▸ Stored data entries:
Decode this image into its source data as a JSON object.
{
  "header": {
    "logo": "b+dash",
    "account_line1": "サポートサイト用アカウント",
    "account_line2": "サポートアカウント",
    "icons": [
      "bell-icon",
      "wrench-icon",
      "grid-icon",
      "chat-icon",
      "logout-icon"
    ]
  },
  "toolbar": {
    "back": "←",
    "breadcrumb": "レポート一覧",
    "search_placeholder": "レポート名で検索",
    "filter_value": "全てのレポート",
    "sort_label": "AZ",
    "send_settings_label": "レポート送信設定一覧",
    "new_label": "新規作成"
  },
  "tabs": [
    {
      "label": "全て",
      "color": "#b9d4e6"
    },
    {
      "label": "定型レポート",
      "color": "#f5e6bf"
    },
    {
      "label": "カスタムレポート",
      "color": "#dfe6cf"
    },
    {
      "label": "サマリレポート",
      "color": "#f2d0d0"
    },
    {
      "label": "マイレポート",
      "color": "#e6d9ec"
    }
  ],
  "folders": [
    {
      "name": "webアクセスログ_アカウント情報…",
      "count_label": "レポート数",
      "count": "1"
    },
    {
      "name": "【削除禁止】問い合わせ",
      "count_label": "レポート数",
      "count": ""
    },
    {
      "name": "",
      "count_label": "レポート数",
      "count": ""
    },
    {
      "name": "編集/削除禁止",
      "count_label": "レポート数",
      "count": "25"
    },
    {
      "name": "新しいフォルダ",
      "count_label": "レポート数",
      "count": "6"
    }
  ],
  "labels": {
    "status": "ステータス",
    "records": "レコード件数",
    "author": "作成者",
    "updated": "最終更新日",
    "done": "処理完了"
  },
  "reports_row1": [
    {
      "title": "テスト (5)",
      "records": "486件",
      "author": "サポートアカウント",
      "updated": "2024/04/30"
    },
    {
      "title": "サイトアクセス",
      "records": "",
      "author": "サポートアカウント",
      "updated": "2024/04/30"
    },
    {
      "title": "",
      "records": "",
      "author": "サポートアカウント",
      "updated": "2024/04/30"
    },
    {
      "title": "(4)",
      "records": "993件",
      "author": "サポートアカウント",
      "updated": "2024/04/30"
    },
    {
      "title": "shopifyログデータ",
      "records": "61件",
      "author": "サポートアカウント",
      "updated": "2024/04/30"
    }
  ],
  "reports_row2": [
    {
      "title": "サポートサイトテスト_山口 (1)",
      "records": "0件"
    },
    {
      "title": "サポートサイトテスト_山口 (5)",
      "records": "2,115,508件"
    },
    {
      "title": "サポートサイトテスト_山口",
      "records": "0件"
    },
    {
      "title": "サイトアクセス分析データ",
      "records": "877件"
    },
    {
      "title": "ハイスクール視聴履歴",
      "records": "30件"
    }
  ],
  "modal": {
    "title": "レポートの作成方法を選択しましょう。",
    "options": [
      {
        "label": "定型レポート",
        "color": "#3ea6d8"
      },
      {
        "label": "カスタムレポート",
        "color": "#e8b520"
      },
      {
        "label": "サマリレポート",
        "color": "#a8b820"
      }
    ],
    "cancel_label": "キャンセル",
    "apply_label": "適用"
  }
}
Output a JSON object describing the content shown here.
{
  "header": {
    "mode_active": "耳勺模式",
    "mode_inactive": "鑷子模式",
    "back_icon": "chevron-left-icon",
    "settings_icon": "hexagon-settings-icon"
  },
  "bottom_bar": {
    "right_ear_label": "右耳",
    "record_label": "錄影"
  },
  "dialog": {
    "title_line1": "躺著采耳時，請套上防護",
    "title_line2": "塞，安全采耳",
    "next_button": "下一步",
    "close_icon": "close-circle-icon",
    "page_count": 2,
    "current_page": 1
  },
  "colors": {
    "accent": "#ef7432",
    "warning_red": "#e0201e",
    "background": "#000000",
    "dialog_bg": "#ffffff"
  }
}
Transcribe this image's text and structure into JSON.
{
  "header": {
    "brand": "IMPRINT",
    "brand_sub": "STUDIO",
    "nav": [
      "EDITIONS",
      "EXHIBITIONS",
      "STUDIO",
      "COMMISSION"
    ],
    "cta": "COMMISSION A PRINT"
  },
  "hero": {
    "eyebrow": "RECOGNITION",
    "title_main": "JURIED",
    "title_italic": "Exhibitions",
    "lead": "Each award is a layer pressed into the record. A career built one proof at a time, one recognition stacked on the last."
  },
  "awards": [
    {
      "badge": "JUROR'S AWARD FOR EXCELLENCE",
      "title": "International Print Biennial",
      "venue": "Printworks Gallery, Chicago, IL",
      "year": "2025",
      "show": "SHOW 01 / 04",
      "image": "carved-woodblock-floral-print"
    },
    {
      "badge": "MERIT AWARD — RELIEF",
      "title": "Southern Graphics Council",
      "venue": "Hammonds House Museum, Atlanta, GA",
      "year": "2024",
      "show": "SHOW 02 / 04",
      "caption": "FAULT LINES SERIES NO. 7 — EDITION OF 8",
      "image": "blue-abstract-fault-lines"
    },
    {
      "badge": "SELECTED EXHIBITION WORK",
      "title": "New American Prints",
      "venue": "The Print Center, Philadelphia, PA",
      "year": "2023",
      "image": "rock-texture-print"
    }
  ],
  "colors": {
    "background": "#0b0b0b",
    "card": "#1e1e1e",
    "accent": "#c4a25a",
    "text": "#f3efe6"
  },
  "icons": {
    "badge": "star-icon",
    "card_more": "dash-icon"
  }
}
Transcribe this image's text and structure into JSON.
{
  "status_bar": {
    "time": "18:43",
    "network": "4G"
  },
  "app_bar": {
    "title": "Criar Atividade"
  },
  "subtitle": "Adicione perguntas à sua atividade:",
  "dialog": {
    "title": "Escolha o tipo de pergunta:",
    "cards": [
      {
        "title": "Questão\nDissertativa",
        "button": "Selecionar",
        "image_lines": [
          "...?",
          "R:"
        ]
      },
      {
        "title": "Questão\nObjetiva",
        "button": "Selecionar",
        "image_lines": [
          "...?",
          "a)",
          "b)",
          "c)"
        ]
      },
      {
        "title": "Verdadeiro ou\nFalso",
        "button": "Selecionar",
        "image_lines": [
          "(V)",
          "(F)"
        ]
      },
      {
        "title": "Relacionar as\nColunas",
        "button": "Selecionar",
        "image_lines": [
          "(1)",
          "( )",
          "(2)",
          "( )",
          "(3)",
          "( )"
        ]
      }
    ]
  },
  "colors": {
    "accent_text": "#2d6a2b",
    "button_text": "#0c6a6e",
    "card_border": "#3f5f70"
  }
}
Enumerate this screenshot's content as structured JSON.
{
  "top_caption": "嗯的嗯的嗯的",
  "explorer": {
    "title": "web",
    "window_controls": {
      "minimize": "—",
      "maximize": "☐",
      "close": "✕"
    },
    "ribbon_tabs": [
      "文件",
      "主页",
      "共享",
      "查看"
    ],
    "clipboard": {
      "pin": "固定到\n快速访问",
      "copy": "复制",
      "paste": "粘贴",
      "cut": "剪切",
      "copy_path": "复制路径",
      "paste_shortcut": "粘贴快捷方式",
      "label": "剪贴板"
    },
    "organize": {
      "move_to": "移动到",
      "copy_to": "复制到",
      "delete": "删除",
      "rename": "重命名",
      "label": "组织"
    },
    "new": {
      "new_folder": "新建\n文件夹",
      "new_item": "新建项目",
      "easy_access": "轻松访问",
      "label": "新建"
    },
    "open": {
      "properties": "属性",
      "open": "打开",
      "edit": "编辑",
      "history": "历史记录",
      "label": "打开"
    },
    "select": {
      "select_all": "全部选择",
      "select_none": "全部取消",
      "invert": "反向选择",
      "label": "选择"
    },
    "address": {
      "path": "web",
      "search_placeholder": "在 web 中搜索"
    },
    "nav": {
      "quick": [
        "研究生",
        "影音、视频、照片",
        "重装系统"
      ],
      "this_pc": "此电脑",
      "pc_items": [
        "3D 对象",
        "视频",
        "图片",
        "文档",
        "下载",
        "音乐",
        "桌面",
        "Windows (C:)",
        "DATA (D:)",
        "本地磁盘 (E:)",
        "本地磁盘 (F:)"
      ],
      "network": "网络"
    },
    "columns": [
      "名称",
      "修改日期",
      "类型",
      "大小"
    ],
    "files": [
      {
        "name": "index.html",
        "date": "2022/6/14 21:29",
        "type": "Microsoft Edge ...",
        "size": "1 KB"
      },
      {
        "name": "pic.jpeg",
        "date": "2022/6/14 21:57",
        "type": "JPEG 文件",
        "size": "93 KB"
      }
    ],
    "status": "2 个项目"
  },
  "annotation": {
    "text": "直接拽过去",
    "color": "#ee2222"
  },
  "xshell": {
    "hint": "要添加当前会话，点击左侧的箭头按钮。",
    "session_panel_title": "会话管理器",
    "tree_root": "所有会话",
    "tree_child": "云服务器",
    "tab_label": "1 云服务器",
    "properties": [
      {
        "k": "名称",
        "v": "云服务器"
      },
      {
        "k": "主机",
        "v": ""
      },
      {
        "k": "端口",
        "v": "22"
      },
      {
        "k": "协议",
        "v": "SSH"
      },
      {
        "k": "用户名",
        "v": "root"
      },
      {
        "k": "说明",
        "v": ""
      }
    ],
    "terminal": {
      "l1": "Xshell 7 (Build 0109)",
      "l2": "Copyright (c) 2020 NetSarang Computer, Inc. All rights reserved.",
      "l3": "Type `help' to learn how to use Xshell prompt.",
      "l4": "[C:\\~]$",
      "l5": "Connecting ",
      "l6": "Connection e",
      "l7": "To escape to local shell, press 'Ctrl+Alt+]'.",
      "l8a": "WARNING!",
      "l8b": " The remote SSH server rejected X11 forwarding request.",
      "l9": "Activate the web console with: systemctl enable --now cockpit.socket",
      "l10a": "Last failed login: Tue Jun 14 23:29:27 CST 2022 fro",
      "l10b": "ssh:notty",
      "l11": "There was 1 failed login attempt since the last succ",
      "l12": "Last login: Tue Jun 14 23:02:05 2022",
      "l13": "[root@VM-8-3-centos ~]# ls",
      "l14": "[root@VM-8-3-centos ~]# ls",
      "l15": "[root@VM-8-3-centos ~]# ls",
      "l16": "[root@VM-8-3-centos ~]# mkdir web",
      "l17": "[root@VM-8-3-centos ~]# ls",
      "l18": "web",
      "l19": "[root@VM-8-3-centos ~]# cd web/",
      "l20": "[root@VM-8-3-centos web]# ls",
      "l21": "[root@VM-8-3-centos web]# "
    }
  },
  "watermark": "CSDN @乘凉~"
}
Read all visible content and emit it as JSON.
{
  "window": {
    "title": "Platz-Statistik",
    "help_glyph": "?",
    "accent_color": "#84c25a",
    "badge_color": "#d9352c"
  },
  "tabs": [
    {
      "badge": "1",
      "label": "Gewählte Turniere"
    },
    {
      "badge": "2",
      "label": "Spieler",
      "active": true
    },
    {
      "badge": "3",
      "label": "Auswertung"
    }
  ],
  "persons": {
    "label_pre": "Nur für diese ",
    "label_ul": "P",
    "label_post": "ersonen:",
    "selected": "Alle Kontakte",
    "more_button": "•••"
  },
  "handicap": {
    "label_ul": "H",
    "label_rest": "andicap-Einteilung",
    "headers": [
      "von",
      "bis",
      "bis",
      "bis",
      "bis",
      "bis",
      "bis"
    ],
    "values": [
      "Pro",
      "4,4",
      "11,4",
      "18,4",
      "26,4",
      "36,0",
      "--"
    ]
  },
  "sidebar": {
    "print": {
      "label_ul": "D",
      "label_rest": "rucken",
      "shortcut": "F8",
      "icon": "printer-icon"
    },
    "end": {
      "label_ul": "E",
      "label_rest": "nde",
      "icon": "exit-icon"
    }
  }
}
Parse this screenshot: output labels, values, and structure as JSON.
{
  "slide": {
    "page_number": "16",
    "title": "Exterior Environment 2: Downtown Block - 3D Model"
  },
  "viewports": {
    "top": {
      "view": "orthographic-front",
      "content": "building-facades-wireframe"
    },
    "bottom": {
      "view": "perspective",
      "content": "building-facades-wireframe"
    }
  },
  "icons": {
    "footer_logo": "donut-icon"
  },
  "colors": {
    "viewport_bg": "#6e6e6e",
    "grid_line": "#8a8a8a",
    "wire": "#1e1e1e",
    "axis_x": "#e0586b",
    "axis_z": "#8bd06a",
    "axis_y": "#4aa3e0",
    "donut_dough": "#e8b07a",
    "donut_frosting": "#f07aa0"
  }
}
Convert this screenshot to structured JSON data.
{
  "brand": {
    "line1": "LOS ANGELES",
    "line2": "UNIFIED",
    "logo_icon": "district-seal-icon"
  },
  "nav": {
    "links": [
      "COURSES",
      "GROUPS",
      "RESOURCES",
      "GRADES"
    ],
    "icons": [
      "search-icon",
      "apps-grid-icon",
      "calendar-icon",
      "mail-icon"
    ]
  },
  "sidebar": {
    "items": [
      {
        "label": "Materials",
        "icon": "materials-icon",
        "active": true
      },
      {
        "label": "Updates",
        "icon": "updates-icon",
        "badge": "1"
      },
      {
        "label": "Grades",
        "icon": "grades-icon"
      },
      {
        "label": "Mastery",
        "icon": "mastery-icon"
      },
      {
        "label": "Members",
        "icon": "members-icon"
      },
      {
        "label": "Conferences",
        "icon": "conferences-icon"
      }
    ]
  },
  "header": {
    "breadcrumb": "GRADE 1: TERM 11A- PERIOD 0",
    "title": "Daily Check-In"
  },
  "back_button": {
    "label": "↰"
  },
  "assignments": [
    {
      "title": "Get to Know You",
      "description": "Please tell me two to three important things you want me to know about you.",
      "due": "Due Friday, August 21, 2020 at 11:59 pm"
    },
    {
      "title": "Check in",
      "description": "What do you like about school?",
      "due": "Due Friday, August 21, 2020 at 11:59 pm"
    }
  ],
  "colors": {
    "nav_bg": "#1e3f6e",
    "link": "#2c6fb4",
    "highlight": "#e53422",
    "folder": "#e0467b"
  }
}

▸ Objective: Pick out each line that holds the string "breadcrumb".

▸ Result of the task:
    "breadcrumb": "レポート一覧",
    "breadcrumb": "GRADE 1: TERM 11A- PERIOD 0",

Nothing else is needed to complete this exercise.